WORK REQUIRED – Isolate every line in the data with the string "document" and copy it.

SUPPLIED MATERIAL –
--- START ---
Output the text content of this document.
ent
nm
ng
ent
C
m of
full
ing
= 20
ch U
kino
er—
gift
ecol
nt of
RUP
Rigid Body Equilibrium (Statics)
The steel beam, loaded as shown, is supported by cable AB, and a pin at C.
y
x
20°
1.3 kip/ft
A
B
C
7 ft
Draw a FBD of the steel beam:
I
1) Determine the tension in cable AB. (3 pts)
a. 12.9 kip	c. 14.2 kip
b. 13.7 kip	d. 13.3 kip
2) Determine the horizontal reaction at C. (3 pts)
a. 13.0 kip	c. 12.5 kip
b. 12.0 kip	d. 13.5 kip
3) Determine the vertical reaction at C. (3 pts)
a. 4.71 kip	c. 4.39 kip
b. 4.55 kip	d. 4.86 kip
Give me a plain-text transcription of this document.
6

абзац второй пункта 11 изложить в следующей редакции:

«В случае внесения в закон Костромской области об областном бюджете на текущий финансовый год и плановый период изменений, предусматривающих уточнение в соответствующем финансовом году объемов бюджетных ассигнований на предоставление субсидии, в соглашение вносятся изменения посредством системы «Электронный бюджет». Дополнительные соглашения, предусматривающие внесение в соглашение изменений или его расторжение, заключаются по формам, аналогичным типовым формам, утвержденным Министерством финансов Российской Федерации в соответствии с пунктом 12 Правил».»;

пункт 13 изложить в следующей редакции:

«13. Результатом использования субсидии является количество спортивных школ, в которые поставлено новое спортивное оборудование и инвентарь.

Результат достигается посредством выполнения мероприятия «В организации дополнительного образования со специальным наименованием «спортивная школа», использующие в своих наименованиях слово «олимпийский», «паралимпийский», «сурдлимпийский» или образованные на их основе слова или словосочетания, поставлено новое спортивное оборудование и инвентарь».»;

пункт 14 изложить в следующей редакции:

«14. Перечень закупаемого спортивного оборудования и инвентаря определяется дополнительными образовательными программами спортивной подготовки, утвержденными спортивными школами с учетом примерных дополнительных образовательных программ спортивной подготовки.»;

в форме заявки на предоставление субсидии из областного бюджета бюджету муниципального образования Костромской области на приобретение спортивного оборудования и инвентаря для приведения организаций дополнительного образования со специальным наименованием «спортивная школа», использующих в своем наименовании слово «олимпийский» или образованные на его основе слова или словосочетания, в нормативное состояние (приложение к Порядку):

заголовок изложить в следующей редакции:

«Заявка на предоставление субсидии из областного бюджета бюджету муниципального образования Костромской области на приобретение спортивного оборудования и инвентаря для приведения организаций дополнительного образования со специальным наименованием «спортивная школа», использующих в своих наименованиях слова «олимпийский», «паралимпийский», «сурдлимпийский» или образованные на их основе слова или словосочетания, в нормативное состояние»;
--- END ---
--- START ---
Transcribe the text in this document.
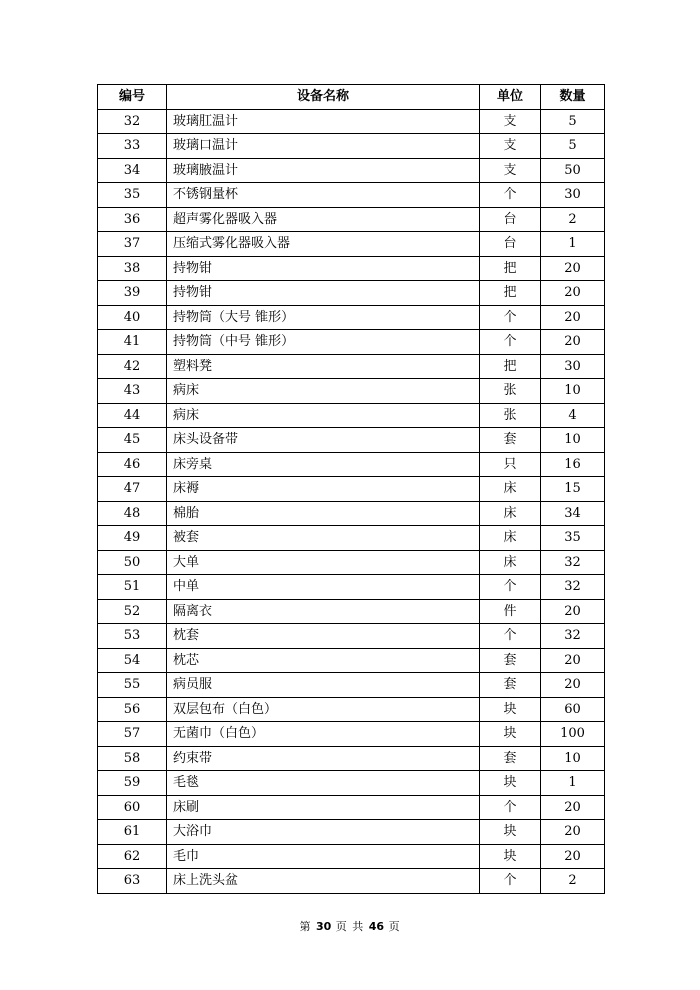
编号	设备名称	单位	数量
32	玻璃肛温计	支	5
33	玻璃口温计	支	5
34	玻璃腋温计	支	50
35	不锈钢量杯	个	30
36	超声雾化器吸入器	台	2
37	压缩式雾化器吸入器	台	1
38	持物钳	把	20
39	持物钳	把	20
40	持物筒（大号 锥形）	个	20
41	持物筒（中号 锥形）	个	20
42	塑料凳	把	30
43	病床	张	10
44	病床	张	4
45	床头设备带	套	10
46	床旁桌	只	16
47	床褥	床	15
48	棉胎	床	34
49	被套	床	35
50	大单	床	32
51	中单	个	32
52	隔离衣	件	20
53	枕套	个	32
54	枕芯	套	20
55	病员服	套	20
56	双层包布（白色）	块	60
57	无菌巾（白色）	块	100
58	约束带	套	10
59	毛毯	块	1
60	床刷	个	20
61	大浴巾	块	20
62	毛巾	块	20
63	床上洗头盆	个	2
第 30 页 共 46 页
--- END ---
COMPLETE OUTPUT –
Output the text content of this document.
Give me a plain-text transcription of this document.
Transcribe the text in this document.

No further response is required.